Objective = Copy the records that follow exactly as written, but not their pictures.

The data =
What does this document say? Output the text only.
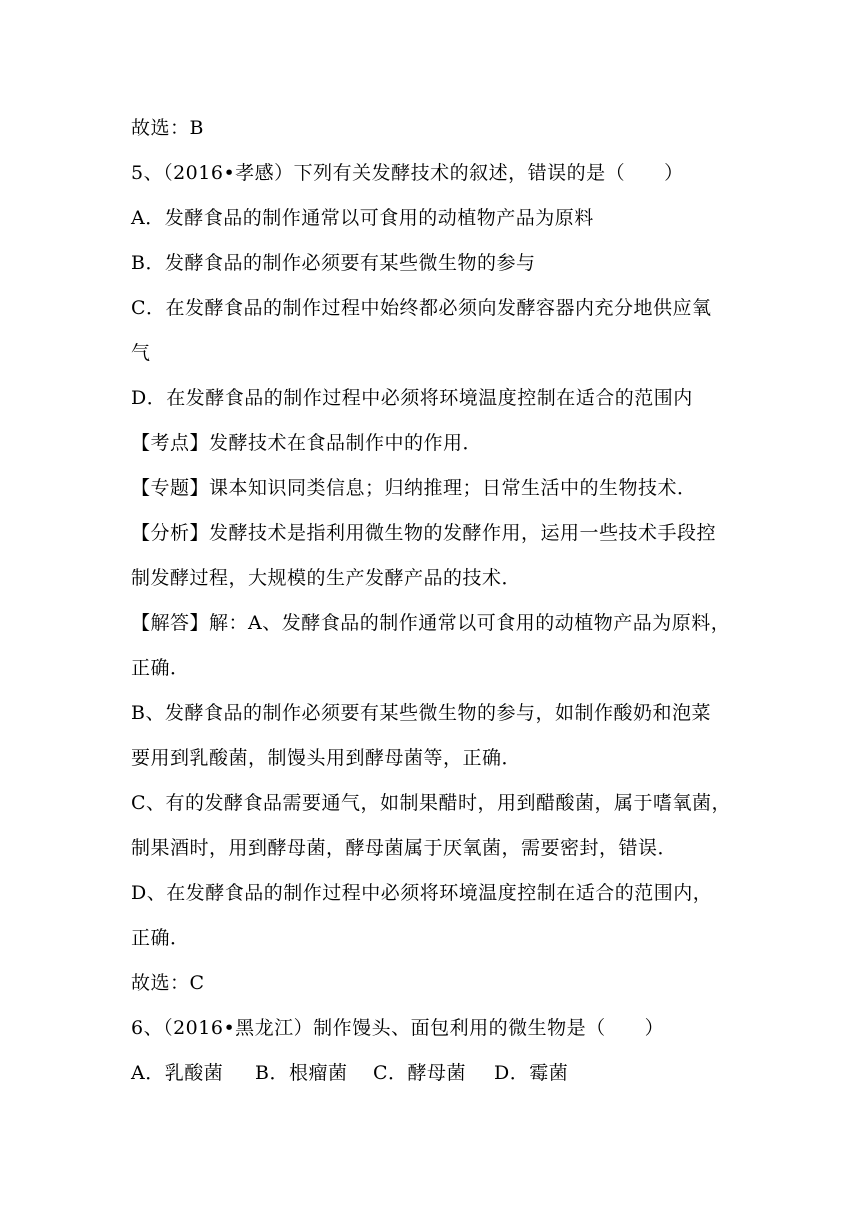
故选：B
5、（2016•孝感）下列有关发酵技术的叙述，错误的是（　　）
A．发酵食品的制作通常以可食用的动植物产品为原料
B．发酵食品的制作必须要有某些微生物的参与
C．在发酵食品的制作过程中始终都必须向发酵容器内充分地供应氧
气
D．在发酵食品的制作过程中必须将环境温度控制在适合的范围内
【考点】发酵技术在食品制作中的作用．
【专题】课本知识同类信息；归纳推理；日常生活中的生物技术．
【分析】发酵技术是指利用微生物的发酵作用，运用一些技术手段控
制发酵过程，大规模的生产发酵产品的技术．
【解答】解：A、发酵食品的制作通常以可食用的动植物产品为原料，
正确．
B、发酵食品的制作必须要有某些微生物的参与，如制作酸奶和泡菜
要用到乳酸菌，制馒头用到酵母菌等，正确．
C、有的发酵食品需要通气，如制果醋时，用到醋酸菌，属于嗜氧菌，
制果酒时，用到酵母菌，酵母菌属于厌氧菌，需要密封，错误．
D、在发酵食品的制作过程中必须将环境温度控制在适合的范围内，
正确．
故选：C
6、（2016•黑龙江）制作馒头、面包利用的微生物是（　　）
A．乳酸菌 B．根瘤菌 C．酵母菌 D．霉菌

Task result =
What does this document say? Output the text only.
故选：B
5、（2016•孝感）下列有关发酵技术的叙述，错误的是（　　）
A．发酵食品的制作通常以可食用的动植物产品为原料
B．发酵食品的制作必须要有某些微生物的参与
C．在发酵食品的制作过程中始终都必须向发酵容器内充分地供应氧
气
D．在发酵食品的制作过程中必须将环境温度控制在适合的范围内
【考点】发酵技术在食品制作中的作用．
【专题】课本知识同类信息；归纳推理；日常生活中的生物技术．
【分析】发酵技术是指利用微生物的发酵作用，运用一些技术手段控
制发酵过程，大规模的生产发酵产品的技术．
【解答】解：A、发酵食品的制作通常以可食用的动植物产品为原料，
正确．
B、发酵食品的制作必须要有某些微生物的参与，如制作酸奶和泡菜
要用到乳酸菌，制馒头用到酵母菌等，正确．
C、有的发酵食品需要通气，如制果醋时，用到醋酸菌，属于嗜氧菌，
制果酒时，用到酵母菌，酵母菌属于厌氧菌，需要密封，错误．
D、在发酵食品的制作过程中必须将环境温度控制在适合的范围内，
正确．
故选：C
6、（2016•黑龙江）制作馒头、面包利用的微生物是（　　）
A．乳酸菌 B．根瘤菌 C．酵母菌 D．霉菌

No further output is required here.